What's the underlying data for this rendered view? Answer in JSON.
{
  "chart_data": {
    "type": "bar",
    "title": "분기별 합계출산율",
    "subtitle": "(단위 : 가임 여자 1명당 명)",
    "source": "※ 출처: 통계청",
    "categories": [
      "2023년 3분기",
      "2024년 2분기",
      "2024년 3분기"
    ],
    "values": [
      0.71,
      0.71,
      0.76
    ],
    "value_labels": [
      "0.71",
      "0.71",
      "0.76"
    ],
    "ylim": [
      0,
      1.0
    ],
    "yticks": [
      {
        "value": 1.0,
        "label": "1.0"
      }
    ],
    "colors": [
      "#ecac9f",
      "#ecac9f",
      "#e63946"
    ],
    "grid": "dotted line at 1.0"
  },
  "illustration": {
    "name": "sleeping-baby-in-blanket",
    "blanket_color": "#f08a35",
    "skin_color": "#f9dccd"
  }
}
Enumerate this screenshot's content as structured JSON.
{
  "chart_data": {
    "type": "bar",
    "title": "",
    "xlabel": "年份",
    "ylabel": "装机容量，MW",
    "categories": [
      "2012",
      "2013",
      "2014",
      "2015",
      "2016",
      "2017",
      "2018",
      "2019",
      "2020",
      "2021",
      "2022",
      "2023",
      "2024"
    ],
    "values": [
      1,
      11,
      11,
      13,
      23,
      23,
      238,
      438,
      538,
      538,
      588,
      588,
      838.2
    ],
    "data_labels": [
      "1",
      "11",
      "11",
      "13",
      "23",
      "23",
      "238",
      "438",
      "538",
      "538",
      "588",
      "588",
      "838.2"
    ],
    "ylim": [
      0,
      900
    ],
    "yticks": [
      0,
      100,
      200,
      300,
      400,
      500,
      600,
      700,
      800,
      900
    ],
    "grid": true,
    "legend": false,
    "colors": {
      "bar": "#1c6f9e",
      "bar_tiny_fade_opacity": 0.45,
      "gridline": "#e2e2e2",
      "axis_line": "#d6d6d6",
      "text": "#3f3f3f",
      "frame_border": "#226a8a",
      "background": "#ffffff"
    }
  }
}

**Written instruction**
Extract every line from the one containing "Enumerate this screenshot's" to the end of the entries, including both of those lines, exactly as given and with nothing added.

**Final result**
Enumerate this screenshot's content as structured JSON.
{
  "chart_data": {
    "type": "bar",
    "title": "",
    "xlabel": "年份",
    "ylabel": "装机容量，MW",
    "categories": [
      "2012",
      "2013",
      "2014",
      "2015",
      "2016",
      "2017",
      "2018",
      "2019",
      "2020",
      "2021",
      "2022",
      "2023",
      "2024"
    ],
    "values": [
      1,
      11,
      11,
      13,
      23,
      23,
      238,
      438,
      538,
      538,
      588,
      588,
      838.2
    ],
    "data_labels": [
      "1",
      "11",
      "11",
      "13",
      "23",
      "23",
      "238",
      "438",
      "538",
      "538",
      "588",
      "588",
      "838.2"
    ],
    "ylim": [
      0,
      900
    ],
    "yticks": [
      0,
      100,
      200,
      300,
      400,
      500,
      600,
      700,
      800,
      900
    ],
    "grid": true,
    "legend": false,
    "colors": {
      "bar": "#1c6f9e",
      "bar_tiny_fade_opacity": 0.45,
      "gridline": "#e2e2e2",
      "axis_line": "#d6d6d6",
      "text": "#3f3f3f",
      "frame_border": "#226a8a",
      "background": "#ffffff"
    }
  }
}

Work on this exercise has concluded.